### What you will do
Copy each line of the entries beneath that contains the word "text".

begin Material for this exercise

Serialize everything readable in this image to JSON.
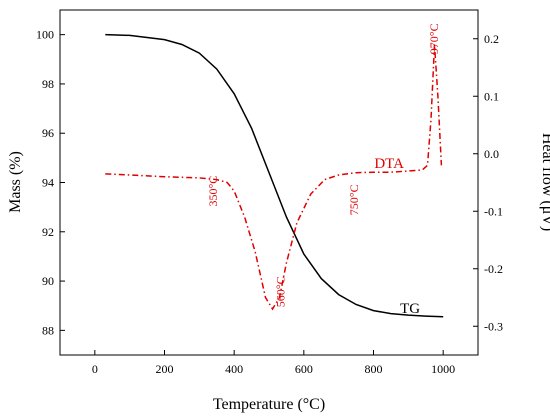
{
  "chart_data": {
    "type": "line",
    "xlabel": "Temperature (°C)",
    "ylabel_left": "Mass (%)",
    "ylabel_right": "Heat flow (μV)",
    "xlim": [
      -100,
      1100
    ],
    "ylim_left": [
      87,
      101
    ],
    "ylim_right": [
      -0.35,
      0.25
    ],
    "x_ticks": [
      0,
      200,
      400,
      600,
      800,
      1000
    ],
    "y_left_ticks": [
      88,
      90,
      92,
      94,
      96,
      98,
      100
    ],
    "y_right_ticks": [
      -0.3,
      -0.2,
      -0.1,
      0.0,
      0.1,
      0.2
    ],
    "y_right_tick_labels": [
      "-0.3",
      "-0.2",
      "-0.1",
      "0.0",
      "0.1",
      "0.2"
    ],
    "grid": false,
    "series": [
      {
        "name": "TG",
        "axis": "left",
        "color": "#000000",
        "style": "solid",
        "x": [
          30,
          100,
          200,
          250,
          300,
          350,
          400,
          450,
          500,
          550,
          600,
          650,
          700,
          750,
          800,
          850,
          900,
          950,
          1000
        ],
        "y": [
          100.0,
          99.97,
          99.8,
          99.6,
          99.25,
          98.6,
          97.6,
          96.2,
          94.4,
          92.6,
          91.1,
          90.1,
          89.45,
          89.05,
          88.8,
          88.68,
          88.62,
          88.58,
          88.55
        ]
      },
      {
        "name": "DTA",
        "axis": "right",
        "color": "#e00000",
        "style": "dashdot",
        "x": [
          30,
          100,
          200,
          300,
          350,
          380,
          400,
          430,
          460,
          490,
          510,
          530,
          550,
          580,
          620,
          660,
          700,
          750,
          800,
          850,
          900,
          940,
          955,
          965,
          975,
          985,
          995
        ],
        "y": [
          -0.035,
          -0.037,
          -0.04,
          -0.042,
          -0.045,
          -0.05,
          -0.065,
          -0.11,
          -0.17,
          -0.25,
          -0.27,
          -0.25,
          -0.19,
          -0.12,
          -0.07,
          -0.045,
          -0.037,
          -0.033,
          -0.032,
          -0.032,
          -0.03,
          -0.028,
          -0.02,
          0.06,
          0.19,
          0.1,
          -0.02
        ]
      }
    ],
    "annotations": [
      {
        "text": "350°C",
        "x": 350,
        "y": -0.065,
        "axis": "right",
        "rotate": -90
      },
      {
        "text": "560°C",
        "x": 545,
        "y": -0.24,
        "axis": "right",
        "rotate": -90
      },
      {
        "text": "750°C",
        "x": 755,
        "y": -0.08,
        "axis": "right",
        "rotate": -90
      },
      {
        "text": "970°C",
        "x": 985,
        "y": 0.2,
        "axis": "right",
        "rotate": -90
      }
    ],
    "series_labels": [
      {
        "text": "DTA",
        "series": "DTA",
        "x": 845,
        "y": -0.025
      },
      {
        "text": "TG",
        "series": "TG",
        "x": 905,
        "y": 88.7
      }
    ]
  }
}
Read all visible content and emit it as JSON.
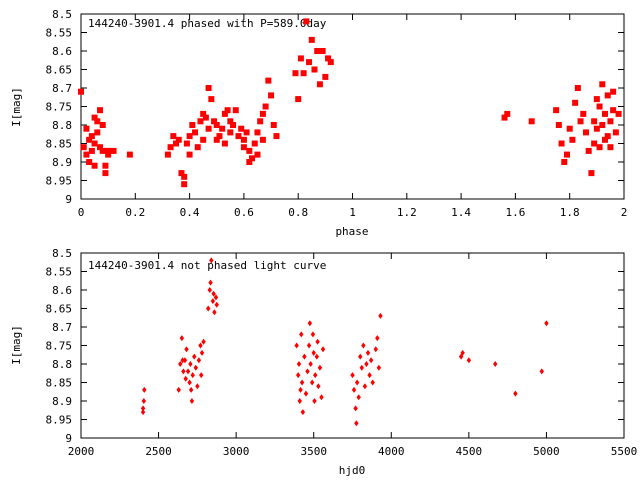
{
  "chart_data": [
    {
      "type": "scatter",
      "title": "144240-3901.4 phased with P=589.0day",
      "xlabel": "phase",
      "ylabel": "I[mag]",
      "xlim": [
        0,
        2
      ],
      "ylim": [
        9,
        8.5
      ],
      "y_inverted": true,
      "xticks": [
        "0",
        "0.2",
        "0.4",
        "0.6",
        "0.8",
        "1",
        "1.2",
        "1.4",
        "1.6",
        "1.8",
        "2"
      ],
      "yticks": [
        "8.5",
        "8.55",
        "8.6",
        "8.65",
        "8.7",
        "8.75",
        "8.8",
        "8.85",
        "8.9",
        "8.95",
        "9"
      ],
      "marker_color": "#ff0000",
      "marker": "filled-square",
      "series": [
        {
          "x": [
            0.0,
            0.01,
            0.02,
            0.02,
            0.03,
            0.03,
            0.04,
            0.04,
            0.05,
            0.05,
            0.05,
            0.06,
            0.06,
            0.07,
            0.07,
            0.08,
            0.08,
            0.09,
            0.09,
            0.1,
            0.1,
            0.12,
            0.18,
            0.32,
            0.33,
            0.34,
            0.35,
            0.36,
            0.37,
            0.38,
            0.38,
            0.39,
            0.4,
            0.4,
            0.41,
            0.42,
            0.43,
            0.44,
            0.45,
            0.45,
            0.46,
            0.47,
            0.47,
            0.48,
            0.49,
            0.5,
            0.5,
            0.51,
            0.52,
            0.53,
            0.53,
            0.54,
            0.55,
            0.55,
            0.56,
            0.57,
            0.58,
            0.59,
            0.6,
            0.6,
            0.61,
            0.62,
            0.62,
            0.63,
            0.64,
            0.65,
            0.65,
            0.66,
            0.67,
            0.67,
            0.68,
            0.69,
            0.7,
            0.71,
            0.72,
            0.79,
            0.8,
            0.81,
            0.82,
            0.83,
            0.84,
            0.85,
            0.86,
            0.87,
            0.88,
            0.89,
            0.9,
            0.91,
            0.92,
            1.56,
            1.57,
            1.66,
            1.75,
            1.76,
            1.77,
            1.78,
            1.79,
            1.8,
            1.81,
            1.82,
            1.83,
            1.84,
            1.85,
            1.86,
            1.87,
            1.88,
            1.89,
            1.89,
            1.9,
            1.9,
            1.91,
            1.91,
            1.92,
            1.92,
            1.93,
            1.93,
            1.94,
            1.94,
            1.95,
            1.95,
            1.96,
            1.96,
            1.97,
            1.98
          ],
          "y": [
            8.71,
            8.86,
            8.81,
            8.88,
            8.84,
            8.9,
            8.87,
            8.83,
            8.78,
            8.85,
            8.91,
            8.82,
            8.79,
            8.86,
            8.76,
            8.8,
            8.87,
            8.93,
            8.91,
            8.87,
            8.88,
            8.87,
            8.88,
            8.88,
            8.86,
            8.83,
            8.85,
            8.84,
            8.93,
            8.94,
            8.96,
            8.85,
            8.83,
            8.88,
            8.8,
            8.82,
            8.86,
            8.79,
            8.77,
            8.84,
            8.78,
            8.81,
            8.7,
            8.73,
            8.79,
            8.84,
            8.8,
            8.83,
            8.81,
            8.77,
            8.85,
            8.76,
            8.79,
            8.82,
            8.8,
            8.76,
            8.83,
            8.81,
            8.86,
            8.84,
            8.82,
            8.9,
            8.87,
            8.89,
            8.85,
            8.82,
            8.88,
            8.79,
            8.77,
            8.84,
            8.75,
            8.68,
            8.72,
            8.8,
            8.83,
            8.66,
            8.73,
            8.62,
            8.66,
            8.52,
            8.63,
            8.57,
            8.65,
            8.6,
            8.69,
            8.6,
            8.67,
            8.62,
            8.63,
            8.78,
            8.77,
            8.79,
            8.76,
            8.8,
            8.85,
            8.9,
            8.88,
            8.81,
            8.84,
            8.74,
            8.7,
            8.79,
            8.77,
            8.82,
            8.87,
            8.93,
            8.85,
            8.79,
            8.73,
            8.81,
            8.75,
            8.86,
            8.8,
            8.69,
            8.77,
            8.84,
            8.72,
            8.83,
            8.79,
            8.86,
            8.71,
            8.76,
            8.82,
            8.77
          ]
        }
      ]
    },
    {
      "type": "scatter",
      "title": "144240-3901.4 not phased light curve",
      "xlabel": "hjd0",
      "ylabel": "I[mag]",
      "xlim": [
        2000,
        5500
      ],
      "ylim": [
        9,
        8.5
      ],
      "y_inverted": true,
      "xticks": [
        "2000",
        "2500",
        "3000",
        "3500",
        "4000",
        "4500",
        "5000",
        "5500"
      ],
      "yticks": [
        "8.5",
        "8.55",
        "8.6",
        "8.65",
        "8.7",
        "8.75",
        "8.8",
        "8.85",
        "8.9",
        "8.95",
        "9"
      ],
      "marker_color": "#ff0000",
      "marker": "filled-diamond",
      "series": [
        {
          "x": [
            2400,
            2400,
            2405,
            2408,
            2630,
            2640,
            2650,
            2655,
            2660,
            2670,
            2675,
            2680,
            2690,
            2700,
            2705,
            2710,
            2715,
            2720,
            2730,
            2740,
            2750,
            2760,
            2770,
            2775,
            2780,
            2790,
            2820,
            2830,
            2835,
            2840,
            2850,
            2855,
            2860,
            2870,
            2875,
            3390,
            3400,
            3405,
            3410,
            3415,
            3420,
            3425,
            3430,
            3440,
            3450,
            3460,
            3470,
            3475,
            3480,
            3490,
            3495,
            3500,
            3505,
            3510,
            3520,
            3525,
            3530,
            3540,
            3550,
            3560,
            3750,
            3760,
            3770,
            3775,
            3780,
            3790,
            3800,
            3810,
            3820,
            3830,
            3840,
            3850,
            3860,
            3870,
            3880,
            3900,
            3910,
            3920,
            3930,
            4450,
            4460,
            4500,
            4670,
            4800,
            4970,
            5000
          ],
          "y": [
            8.93,
            8.92,
            8.9,
            8.87,
            8.87,
            8.8,
            8.73,
            8.79,
            8.82,
            8.79,
            8.84,
            8.76,
            8.82,
            8.85,
            8.8,
            8.87,
            8.9,
            8.83,
            8.78,
            8.81,
            8.86,
            8.79,
            8.75,
            8.83,
            8.77,
            8.74,
            8.65,
            8.6,
            8.58,
            8.52,
            8.63,
            8.61,
            8.66,
            8.62,
            8.64,
            8.75,
            8.83,
            8.8,
            8.9,
            8.87,
            8.72,
            8.85,
            8.93,
            8.78,
            8.88,
            8.82,
            8.75,
            8.69,
            8.8,
            8.85,
            8.72,
            8.77,
            8.9,
            8.83,
            8.78,
            8.74,
            8.86,
            8.81,
            8.89,
            8.76,
            8.83,
            8.87,
            8.92,
            8.96,
            8.85,
            8.89,
            8.78,
            8.81,
            8.75,
            8.86,
            8.8,
            8.77,
            8.83,
            8.79,
            8.85,
            8.76,
            8.73,
            8.81,
            8.67,
            8.78,
            8.77,
            8.79,
            8.8,
            8.88,
            8.82,
            8.69
          ]
        }
      ]
    }
  ]
}
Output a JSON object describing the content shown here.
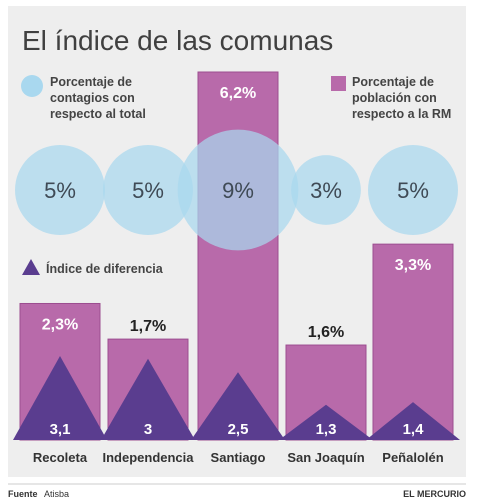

end Material for this exercise

### Solved exercise
        "text": "350°C",
        "text": "560°C",
        "text": "750°C",
        "text": "970°C",
        "text": "DTA",
        "text": "TG",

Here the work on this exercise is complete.